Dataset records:

[Start]

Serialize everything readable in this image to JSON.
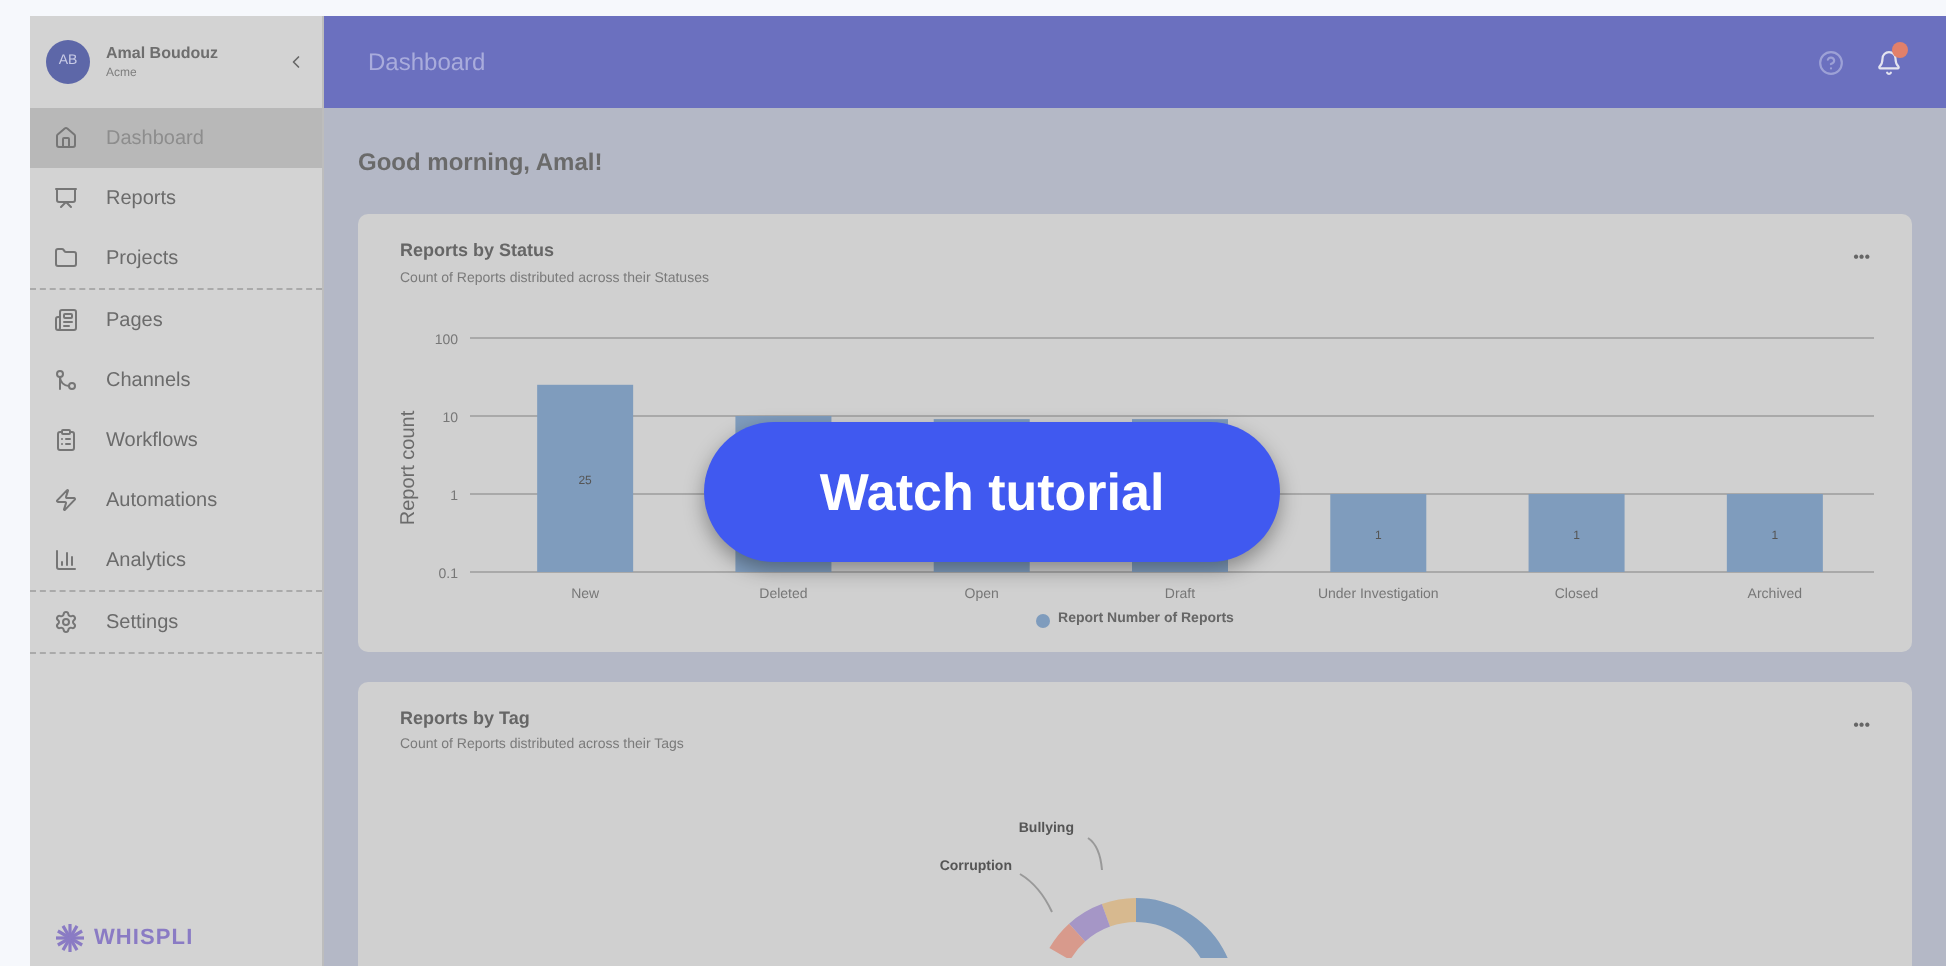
{
  "user": {
    "initials": "AB",
    "name": "Amal Boudouz",
    "org": "Acme"
  },
  "sidebar": {
    "items": [
      {
        "label": "Dashboard",
        "selected": true,
        "divider_after": false
      },
      {
        "label": "Reports",
        "selected": false,
        "divider_after": false
      },
      {
        "label": "Projects",
        "selected": false,
        "divider_after": true
      },
      {
        "label": "Pages",
        "selected": false,
        "divider_after": false
      },
      {
        "label": "Channels",
        "selected": false,
        "divider_after": false
      },
      {
        "label": "Workflows",
        "selected": false,
        "divider_after": false
      },
      {
        "label": "Automations",
        "selected": false,
        "divider_after": false
      },
      {
        "label": "Analytics",
        "selected": false,
        "divider_after": true
      },
      {
        "label": "Settings",
        "selected": false,
        "divider_after": true
      }
    ],
    "logo": "WHISPLI"
  },
  "header": {
    "title": "Dashboard",
    "notification_badge": true
  },
  "greeting": "Good morning, Amal!",
  "cards": [
    {
      "title": "Reports by Status",
      "subtitle": "Count of Reports distributed across their Statuses",
      "menu": "•••",
      "log_bar_chart": {
        "ylabel": "Report count",
        "y_axis_labels": [
          "100",
          "10",
          "1",
          "0.1"
        ],
        "bars": [
          {
            "label": "New",
            "value_label": "25"
          },
          {
            "label": "Deleted"
          },
          {
            "label": "Open"
          },
          {
            "label": "Draft"
          },
          {
            "label": "Under Investigation",
            "value_label": "1"
          },
          {
            "label": "Closed",
            "value_label": "1"
          },
          {
            "label": "Archived",
            "value_label": "1"
          }
        ],
        "legend": {
          "name": "Report Number of Reports",
          "color": "#7f9cbd"
        }
      }
    },
    {
      "title": "Reports by Tag",
      "subtitle": "Count of Reports distributed across their Tags",
      "menu": "•••",
      "donut_labels": [
        "Bullying",
        "Corruption"
      ]
    }
  ],
  "tutorial_button": "Watch tutorial"
}
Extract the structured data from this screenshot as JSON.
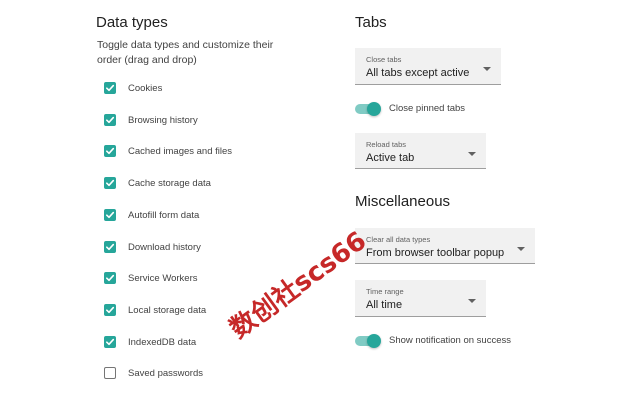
{
  "data_types": {
    "title": "Data types",
    "description": "Toggle data types and customize their order (drag and drop)",
    "items": [
      {
        "label": "Cookies",
        "checked": true
      },
      {
        "label": "Browsing history",
        "checked": true
      },
      {
        "label": "Cached images and files",
        "checked": true
      },
      {
        "label": "Cache storage data",
        "checked": true
      },
      {
        "label": "Autofill form data",
        "checked": true
      },
      {
        "label": "Download history",
        "checked": true
      },
      {
        "label": "Service Workers",
        "checked": true
      },
      {
        "label": "Local storage data",
        "checked": true
      },
      {
        "label": "IndexedDB data",
        "checked": true
      },
      {
        "label": "Saved passwords",
        "checked": false
      }
    ]
  },
  "tabs": {
    "title": "Tabs",
    "close_tabs": {
      "label": "Close tabs",
      "value": "All tabs except active"
    },
    "close_pinned": {
      "label": "Close pinned tabs",
      "on": true
    },
    "reload_tabs": {
      "label": "Reload tabs",
      "value": "Active tab"
    }
  },
  "misc": {
    "title": "Miscellaneous",
    "clear_all": {
      "label": "Clear all data types",
      "value": "From browser toolbar popup"
    },
    "time_range": {
      "label": "Time range",
      "value": "All time"
    },
    "show_notification": {
      "label": "Show notification on success",
      "on": true
    }
  },
  "watermark": "数创社scs66",
  "colors": {
    "accent": "#26a69a",
    "accent_light": "#80cbc4",
    "select_bg": "#f1f1f1",
    "watermark": "#c62828"
  }
}
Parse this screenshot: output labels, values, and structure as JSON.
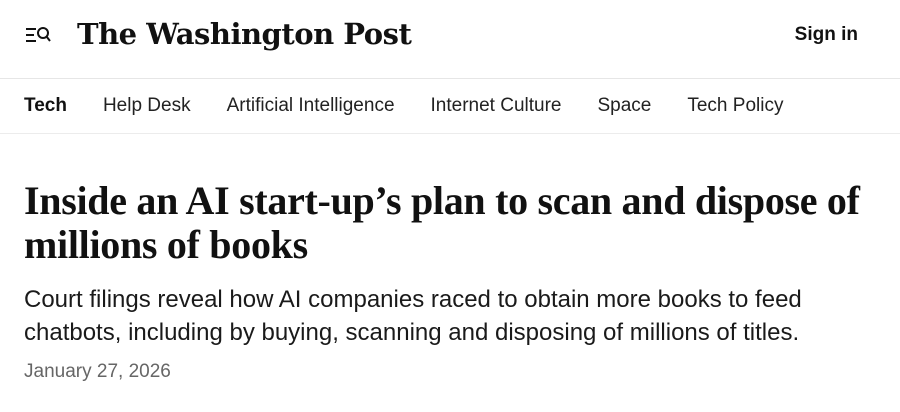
{
  "header": {
    "logo_text": "The Washington Post",
    "signin_label": "Sign in",
    "menu_icon": "menu-search-icon"
  },
  "nav": {
    "items": [
      {
        "label": "Tech",
        "active": true
      },
      {
        "label": "Help Desk",
        "active": false
      },
      {
        "label": "Artificial Intelligence",
        "active": false
      },
      {
        "label": "Internet Culture",
        "active": false
      },
      {
        "label": "Space",
        "active": false
      },
      {
        "label": "Tech Policy",
        "active": false
      }
    ]
  },
  "article": {
    "headline": "Inside an AI start-up’s plan to scan and dispose of millions of books",
    "dek": "Court filings reveal how AI companies raced to obtain more books to feed chatbots, including by buying, scanning and disposing of millions of titles.",
    "date": "January 27, 2026"
  },
  "colors": {
    "text": "#111111",
    "muted": "#666666",
    "divider": "#e6e6e6"
  }
}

[End]

• REQUIREMENTS:
Write out the entries above word for word. Do not include the pictures.

• RESPONSE TO THE EXERCISE:
Serialize everything readable in this image to JSON.
{
  "user": {
    "initials": "AB",
    "name": "Amal Boudouz",
    "org": "Acme"
  },
  "sidebar": {
    "items": [
      {
        "label": "Dashboard",
        "selected": true,
        "divider_after": false
      },
      {
        "label": "Reports",
        "selected": false,
        "divider_after": false
      },
      {
        "label": "Projects",
        "selected": false,
        "divider_after": true
      },
      {
        "label": "Pages",
        "selected": false,
        "divider_after": false
      },
      {
        "label": "Channels",
        "selected": false,
        "divider_after": false
      },
      {
        "label": "Workflows",
        "selected": false,
        "divider_after": false
      },
      {
        "label": "Automations",
        "selected": false,
        "divider_after": false
      },
      {
        "label": "Analytics",
        "selected": false,
        "divider_after": true
      },
      {
        "label": "Settings",
        "selected": false,
        "divider_after": true
      }
    ],
    "logo": "WHISPLI"
  },
  "header": {
    "title": "Dashboard",
    "notification_badge": true
  },
  "greeting": "Good morning, Amal!",
  "cards": [
    {
      "title": "Reports by Status",
      "subtitle": "Count of Reports distributed across their Statuses",
      "menu": "•••",
      "log_bar_chart": {
        "ylabel": "Report count",
        "y_axis_labels": [
          "100",
          "10",
          "1",
          "0.1"
        ],
        "bars": [
          {
            "label": "New",
            "value_label": "25"
          },
          {
            "label": "Deleted"
          },
          {
            "label": "Open"
          },
          {
            "label": "Draft"
          },
          {
            "label": "Under Investigation",
            "value_label": "1"
          },
          {
            "label": "Closed",
            "value_label": "1"
          },
          {
            "label": "Archived",
            "value_label": "1"
          }
        ],
        "legend": {
          "name": "Report Number of Reports",
          "color": "#7f9cbd"
        }
      }
    },
    {
      "title": "Reports by Tag",
      "subtitle": "Count of Reports distributed across their Tags",
      "menu": "•••",
      "donut_labels": [
        "Bullying",
        "Corruption"
      ]
    }
  ],
  "tutorial_button": "Watch tutorial"
}
Extract the structured data from this screenshot as JSON.
{
  "data_types": {
    "title": "Data types",
    "description": "Toggle data types and customize their order (drag and drop)",
    "items": [
      {
        "label": "Cookies",
        "checked": true
      },
      {
        "label": "Browsing history",
        "checked": true
      },
      {
        "label": "Cached images and files",
        "checked": true
      },
      {
        "label": "Cache storage data",
        "checked": true
      },
      {
        "label": "Autofill form data",
        "checked": true
      },
      {
        "label": "Download history",
        "checked": true
      },
      {
        "label": "Service Workers",
        "checked": true
      },
      {
        "label": "Local storage data",
        "checked": true
      },
      {
        "label": "IndexedDB data",
        "checked": true
      },
      {
        "label": "Saved passwords",
        "checked": false
      }
    ]
  },
  "tabs": {
    "title": "Tabs",
    "close_tabs": {
      "label": "Close tabs",
      "value": "All tabs except active"
    },
    "close_pinned": {
      "label": "Close pinned tabs",
      "on": true
    },
    "reload_tabs": {
      "label": "Reload tabs",
      "value": "Active tab"
    }
  },
  "misc": {
    "title": "Miscellaneous",
    "clear_all": {
      "label": "Clear all data types",
      "value": "From browser toolbar popup"
    },
    "time_range": {
      "label": "Time range",
      "value": "All time"
    },
    "show_notification": {
      "label": "Show notification on success",
      "on": true
    }
  },
  "watermark": "数创社scs66",
  "colors": {
    "accent": "#26a69a",
    "accent_light": "#80cbc4",
    "select_bg": "#f1f1f1",
    "watermark": "#c62828"
  }
}
Parse this screenshot: output labels, values, and structure as JSON.
{
  "header": {
    "logo_text": "The Washington Post",
    "signin_label": "Sign in",
    "menu_icon": "menu-search-icon"
  },
  "nav": {
    "items": [
      {
        "label": "Tech",
        "active": true
      },
      {
        "label": "Help Desk",
        "active": false
      },
      {
        "label": "Artificial Intelligence",
        "active": false
      },
      {
        "label": "Internet Culture",
        "active": false
      },
      {
        "label": "Space",
        "active": false
      },
      {
        "label": "Tech Policy",
        "active": false
      }
    ]
  },
  "article": {
    "headline": "Inside an AI start-up’s plan to scan and dispose of millions of books",
    "dek": "Court filings reveal how AI companies raced to obtain more books to feed chatbots, including by buying, scanning and disposing of millions of titles.",
    "date": "January 27, 2026"
  },
  "colors": {
    "text": "#111111",
    "muted": "#666666",
    "divider": "#e6e6e6"
  }
}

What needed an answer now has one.